# start of Supplied data
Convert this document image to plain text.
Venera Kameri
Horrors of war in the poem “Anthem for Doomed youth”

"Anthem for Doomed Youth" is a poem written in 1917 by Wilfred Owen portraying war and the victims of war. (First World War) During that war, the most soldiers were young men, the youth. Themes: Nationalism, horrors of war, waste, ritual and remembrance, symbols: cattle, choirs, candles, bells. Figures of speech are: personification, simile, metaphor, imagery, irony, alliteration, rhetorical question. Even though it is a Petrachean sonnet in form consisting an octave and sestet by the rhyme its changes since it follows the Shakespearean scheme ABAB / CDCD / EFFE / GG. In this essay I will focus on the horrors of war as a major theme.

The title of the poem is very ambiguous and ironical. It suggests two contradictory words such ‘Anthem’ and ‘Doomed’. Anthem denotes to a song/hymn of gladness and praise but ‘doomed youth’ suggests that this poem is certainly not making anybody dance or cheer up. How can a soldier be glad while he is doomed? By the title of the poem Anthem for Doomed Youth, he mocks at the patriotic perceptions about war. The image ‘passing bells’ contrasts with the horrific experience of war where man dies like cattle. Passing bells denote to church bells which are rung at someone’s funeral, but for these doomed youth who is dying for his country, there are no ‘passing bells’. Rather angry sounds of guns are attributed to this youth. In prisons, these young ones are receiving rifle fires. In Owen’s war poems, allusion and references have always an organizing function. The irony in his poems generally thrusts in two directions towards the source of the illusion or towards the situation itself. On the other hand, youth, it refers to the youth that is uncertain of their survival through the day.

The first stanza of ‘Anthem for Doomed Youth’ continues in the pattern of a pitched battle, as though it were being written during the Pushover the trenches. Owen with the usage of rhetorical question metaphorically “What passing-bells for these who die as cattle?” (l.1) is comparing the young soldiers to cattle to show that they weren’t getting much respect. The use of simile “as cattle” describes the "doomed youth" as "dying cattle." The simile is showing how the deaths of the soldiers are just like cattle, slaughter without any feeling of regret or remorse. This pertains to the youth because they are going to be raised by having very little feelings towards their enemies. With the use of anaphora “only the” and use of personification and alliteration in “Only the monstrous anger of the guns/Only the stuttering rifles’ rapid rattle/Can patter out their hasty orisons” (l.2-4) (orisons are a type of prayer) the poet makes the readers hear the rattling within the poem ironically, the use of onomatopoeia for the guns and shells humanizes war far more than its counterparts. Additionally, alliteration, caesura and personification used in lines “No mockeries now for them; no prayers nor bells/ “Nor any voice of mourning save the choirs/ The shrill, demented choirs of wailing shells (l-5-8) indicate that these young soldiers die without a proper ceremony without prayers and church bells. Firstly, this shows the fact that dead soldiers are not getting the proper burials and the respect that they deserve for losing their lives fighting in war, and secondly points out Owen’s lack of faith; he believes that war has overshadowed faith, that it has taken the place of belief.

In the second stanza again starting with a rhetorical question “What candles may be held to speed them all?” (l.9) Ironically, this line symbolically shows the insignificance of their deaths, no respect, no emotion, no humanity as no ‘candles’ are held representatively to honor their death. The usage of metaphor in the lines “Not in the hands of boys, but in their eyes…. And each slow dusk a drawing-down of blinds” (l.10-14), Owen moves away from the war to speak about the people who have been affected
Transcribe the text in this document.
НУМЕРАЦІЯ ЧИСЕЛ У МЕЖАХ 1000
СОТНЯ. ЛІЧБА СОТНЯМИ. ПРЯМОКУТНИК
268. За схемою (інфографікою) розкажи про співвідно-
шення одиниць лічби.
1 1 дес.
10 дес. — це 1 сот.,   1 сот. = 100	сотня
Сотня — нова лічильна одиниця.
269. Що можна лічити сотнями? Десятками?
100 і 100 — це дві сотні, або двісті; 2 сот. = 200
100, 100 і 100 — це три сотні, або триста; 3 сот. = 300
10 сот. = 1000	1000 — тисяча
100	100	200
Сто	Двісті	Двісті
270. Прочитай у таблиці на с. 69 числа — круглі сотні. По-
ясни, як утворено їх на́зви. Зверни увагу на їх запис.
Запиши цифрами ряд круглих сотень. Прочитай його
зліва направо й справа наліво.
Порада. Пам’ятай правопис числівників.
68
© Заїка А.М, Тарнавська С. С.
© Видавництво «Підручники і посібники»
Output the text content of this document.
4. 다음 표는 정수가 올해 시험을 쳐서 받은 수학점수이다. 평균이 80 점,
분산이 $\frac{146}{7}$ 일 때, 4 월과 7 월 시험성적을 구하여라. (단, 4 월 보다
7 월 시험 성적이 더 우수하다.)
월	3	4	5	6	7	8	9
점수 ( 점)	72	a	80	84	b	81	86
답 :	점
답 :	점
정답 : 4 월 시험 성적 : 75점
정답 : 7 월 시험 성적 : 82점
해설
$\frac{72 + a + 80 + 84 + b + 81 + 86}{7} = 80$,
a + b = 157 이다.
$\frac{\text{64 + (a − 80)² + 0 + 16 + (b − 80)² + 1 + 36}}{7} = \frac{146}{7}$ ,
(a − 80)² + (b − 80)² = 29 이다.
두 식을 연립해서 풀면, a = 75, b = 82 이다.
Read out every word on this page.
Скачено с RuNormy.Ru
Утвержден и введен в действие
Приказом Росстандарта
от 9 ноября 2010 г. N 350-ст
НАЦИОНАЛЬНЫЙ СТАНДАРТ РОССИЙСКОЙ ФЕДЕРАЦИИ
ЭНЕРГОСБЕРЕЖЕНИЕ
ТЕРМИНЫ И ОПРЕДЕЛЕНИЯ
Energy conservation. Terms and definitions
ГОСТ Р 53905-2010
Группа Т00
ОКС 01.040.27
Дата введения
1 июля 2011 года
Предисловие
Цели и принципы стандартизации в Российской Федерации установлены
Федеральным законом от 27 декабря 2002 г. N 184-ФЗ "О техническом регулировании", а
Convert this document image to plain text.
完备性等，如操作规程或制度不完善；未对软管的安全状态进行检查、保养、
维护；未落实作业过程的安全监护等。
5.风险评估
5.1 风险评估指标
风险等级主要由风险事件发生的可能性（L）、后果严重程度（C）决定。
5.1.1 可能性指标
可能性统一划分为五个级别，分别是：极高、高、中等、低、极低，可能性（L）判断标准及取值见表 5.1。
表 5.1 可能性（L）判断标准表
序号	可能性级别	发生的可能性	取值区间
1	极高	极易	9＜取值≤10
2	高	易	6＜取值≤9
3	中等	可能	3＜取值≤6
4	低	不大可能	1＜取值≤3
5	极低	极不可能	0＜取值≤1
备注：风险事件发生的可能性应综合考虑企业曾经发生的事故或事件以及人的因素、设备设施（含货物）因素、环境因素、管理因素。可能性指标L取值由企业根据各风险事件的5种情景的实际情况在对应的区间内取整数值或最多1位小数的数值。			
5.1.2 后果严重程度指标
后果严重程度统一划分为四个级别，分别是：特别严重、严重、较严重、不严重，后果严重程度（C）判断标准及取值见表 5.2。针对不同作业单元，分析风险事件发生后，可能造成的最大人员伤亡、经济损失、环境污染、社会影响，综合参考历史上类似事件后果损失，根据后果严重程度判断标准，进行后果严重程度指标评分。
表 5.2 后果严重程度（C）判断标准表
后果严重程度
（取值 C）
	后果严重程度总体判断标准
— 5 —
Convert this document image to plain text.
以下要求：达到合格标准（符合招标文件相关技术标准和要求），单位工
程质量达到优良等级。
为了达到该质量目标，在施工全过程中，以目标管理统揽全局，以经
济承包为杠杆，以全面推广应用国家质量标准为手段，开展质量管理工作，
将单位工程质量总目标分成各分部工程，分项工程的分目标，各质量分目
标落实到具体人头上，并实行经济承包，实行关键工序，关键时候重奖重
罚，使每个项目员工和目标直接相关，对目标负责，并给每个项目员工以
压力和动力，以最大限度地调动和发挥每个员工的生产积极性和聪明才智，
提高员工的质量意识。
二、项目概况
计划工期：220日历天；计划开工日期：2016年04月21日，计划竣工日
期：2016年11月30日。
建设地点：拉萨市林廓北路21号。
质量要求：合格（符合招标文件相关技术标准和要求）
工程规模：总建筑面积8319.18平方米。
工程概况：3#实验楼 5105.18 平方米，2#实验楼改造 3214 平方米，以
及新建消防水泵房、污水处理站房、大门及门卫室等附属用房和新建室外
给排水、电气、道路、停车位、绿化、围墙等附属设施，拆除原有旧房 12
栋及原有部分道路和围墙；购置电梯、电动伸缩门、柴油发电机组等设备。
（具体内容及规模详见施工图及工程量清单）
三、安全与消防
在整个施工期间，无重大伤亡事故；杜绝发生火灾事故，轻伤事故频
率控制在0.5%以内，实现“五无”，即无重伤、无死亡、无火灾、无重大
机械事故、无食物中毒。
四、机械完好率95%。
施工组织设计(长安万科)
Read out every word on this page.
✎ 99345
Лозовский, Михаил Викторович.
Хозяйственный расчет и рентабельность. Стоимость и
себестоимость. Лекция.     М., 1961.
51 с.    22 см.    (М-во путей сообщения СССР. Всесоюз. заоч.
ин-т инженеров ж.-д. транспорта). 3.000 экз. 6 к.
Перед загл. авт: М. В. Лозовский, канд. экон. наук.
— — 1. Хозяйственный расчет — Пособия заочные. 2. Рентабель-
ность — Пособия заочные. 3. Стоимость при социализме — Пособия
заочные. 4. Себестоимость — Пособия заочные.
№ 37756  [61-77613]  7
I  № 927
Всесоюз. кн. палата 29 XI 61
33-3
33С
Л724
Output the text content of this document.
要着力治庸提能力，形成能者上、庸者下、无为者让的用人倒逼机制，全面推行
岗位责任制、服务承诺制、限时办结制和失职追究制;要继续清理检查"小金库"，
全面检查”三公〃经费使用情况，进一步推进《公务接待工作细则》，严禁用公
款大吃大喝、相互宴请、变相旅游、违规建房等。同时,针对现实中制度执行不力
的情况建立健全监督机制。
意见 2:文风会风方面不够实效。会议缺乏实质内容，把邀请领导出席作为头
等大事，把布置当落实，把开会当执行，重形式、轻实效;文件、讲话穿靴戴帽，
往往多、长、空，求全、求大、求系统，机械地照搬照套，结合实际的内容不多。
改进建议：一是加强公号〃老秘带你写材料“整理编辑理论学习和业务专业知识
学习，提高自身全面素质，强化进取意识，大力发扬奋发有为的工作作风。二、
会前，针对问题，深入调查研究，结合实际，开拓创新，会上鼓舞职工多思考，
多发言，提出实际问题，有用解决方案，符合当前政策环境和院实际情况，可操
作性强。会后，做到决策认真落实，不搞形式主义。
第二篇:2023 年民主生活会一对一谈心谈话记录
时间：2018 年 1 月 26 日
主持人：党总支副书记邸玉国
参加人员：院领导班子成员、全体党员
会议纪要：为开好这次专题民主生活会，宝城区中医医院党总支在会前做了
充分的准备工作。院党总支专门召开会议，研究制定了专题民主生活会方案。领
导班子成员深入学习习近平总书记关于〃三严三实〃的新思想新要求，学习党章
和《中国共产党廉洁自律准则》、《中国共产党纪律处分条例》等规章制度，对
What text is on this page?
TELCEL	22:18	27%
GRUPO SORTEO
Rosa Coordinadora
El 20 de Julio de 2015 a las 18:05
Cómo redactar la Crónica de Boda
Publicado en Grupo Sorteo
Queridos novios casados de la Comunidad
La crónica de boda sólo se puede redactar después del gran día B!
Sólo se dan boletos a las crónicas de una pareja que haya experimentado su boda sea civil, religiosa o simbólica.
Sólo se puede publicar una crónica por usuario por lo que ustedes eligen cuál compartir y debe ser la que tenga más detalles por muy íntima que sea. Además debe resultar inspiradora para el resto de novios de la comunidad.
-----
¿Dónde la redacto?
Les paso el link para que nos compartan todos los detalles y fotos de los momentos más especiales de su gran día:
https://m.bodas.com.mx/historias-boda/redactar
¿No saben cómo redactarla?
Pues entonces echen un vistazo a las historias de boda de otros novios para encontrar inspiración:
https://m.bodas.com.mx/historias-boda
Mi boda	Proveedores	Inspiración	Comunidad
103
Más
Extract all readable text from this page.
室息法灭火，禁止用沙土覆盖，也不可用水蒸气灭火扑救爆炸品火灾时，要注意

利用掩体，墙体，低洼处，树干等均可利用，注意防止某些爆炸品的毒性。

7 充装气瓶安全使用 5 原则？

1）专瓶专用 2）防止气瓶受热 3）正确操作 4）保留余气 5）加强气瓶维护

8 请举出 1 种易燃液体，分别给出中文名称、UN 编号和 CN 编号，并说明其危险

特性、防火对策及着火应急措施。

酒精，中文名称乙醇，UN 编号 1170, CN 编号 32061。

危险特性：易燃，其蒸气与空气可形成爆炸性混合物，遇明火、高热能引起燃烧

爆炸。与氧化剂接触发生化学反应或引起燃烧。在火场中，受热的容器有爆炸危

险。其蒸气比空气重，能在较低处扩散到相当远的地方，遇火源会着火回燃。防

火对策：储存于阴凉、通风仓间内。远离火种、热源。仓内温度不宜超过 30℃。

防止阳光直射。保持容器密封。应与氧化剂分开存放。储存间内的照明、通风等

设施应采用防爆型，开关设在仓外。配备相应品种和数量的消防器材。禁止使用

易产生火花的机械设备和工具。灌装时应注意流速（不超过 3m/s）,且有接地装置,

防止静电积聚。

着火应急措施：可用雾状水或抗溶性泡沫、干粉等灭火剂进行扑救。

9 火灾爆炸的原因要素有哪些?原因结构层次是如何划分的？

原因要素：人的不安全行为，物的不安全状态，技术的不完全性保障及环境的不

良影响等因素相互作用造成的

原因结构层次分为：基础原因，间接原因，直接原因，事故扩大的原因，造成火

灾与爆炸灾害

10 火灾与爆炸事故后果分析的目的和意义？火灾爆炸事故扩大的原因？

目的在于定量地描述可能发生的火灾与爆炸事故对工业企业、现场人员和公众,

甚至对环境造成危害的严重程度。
# end of Supplied data
◆ What to work on:
Count every line of the material above that holds the string "符合招标文件相关技术标准和要求", then state only the total.

◆ Complete output:
2